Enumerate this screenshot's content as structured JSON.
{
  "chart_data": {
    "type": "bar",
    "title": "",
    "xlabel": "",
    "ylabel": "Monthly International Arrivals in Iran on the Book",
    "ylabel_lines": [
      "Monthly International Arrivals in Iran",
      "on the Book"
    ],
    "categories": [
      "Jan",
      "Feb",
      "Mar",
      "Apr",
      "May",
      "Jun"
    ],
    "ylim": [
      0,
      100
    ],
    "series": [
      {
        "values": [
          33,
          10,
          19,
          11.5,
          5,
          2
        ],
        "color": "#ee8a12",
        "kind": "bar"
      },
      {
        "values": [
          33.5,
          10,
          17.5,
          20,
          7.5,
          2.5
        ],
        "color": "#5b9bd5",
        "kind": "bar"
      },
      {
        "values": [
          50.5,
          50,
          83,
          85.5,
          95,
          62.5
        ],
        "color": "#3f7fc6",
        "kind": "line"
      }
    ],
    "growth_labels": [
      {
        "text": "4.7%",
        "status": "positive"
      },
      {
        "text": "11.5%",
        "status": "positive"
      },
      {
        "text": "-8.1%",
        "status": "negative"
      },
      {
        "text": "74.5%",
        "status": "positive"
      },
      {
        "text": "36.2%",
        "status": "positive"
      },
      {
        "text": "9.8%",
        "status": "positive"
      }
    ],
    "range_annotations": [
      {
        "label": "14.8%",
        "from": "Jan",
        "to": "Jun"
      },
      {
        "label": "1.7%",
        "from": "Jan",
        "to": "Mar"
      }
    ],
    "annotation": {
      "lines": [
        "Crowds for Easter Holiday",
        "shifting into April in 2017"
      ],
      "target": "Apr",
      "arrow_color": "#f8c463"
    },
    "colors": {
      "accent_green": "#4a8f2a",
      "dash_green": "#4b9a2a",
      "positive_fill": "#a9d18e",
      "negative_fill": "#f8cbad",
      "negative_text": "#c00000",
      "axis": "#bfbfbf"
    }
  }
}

Exercise task: Send back each record exactly as it stands.

Result of the task:
Enumerate this screenshot's content as structured JSON.
{
  "chart_data": {
    "type": "bar",
    "title": "",
    "xlabel": "",
    "ylabel": "Monthly International Arrivals in Iran on the Book",
    "ylabel_lines": [
      "Monthly International Arrivals in Iran",
      "on the Book"
    ],
    "categories": [
      "Jan",
      "Feb",
      "Mar",
      "Apr",
      "May",
      "Jun"
    ],
    "ylim": [
      0,
      100
    ],
    "series": [
      {
        "values": [
          33,
          10,
          19,
          11.5,
          5,
          2
        ],
        "color": "#ee8a12",
        "kind": "bar"
      },
      {
        "values": [
          33.5,
          10,
          17.5,
          20,
          7.5,
          2.5
        ],
        "color": "#5b9bd5",
        "kind": "bar"
      },
      {
        "values": [
          50.5,
          50,
          83,
          85.5,
          95,
          62.5
        ],
        "color": "#3f7fc6",
        "kind": "line"
      }
    ],
    "growth_labels": [
      {
        "text": "4.7%",
        "status": "positive"
      },
      {
        "text": "11.5%",
        "status": "positive"
      },
      {
        "text": "-8.1%",
        "status": "negative"
      },
      {
        "text": "74.5%",
        "status": "positive"
      },
      {
        "text": "36.2%",
        "status": "positive"
      },
      {
        "text": "9.8%",
        "status": "positive"
      }
    ],
    "range_annotations": [
      {
        "label": "14.8%",
        "from": "Jan",
        "to": "Jun"
      },
      {
        "label": "1.7%",
        "from": "Jan",
        "to": "Mar"
      }
    ],
    "annotation": {
      "lines": [
        "Crowds for Easter Holiday",
        "shifting into April in 2017"
      ],
      "target": "Apr",
      "arrow_color": "#f8c463"
    },
    "colors": {
      "accent_green": "#4a8f2a",
      "dash_green": "#4b9a2a",
      "positive_fill": "#a9d18e",
      "negative_fill": "#f8cbad",
      "negative_text": "#c00000",
      "axis": "#bfbfbf"
    }
  }
}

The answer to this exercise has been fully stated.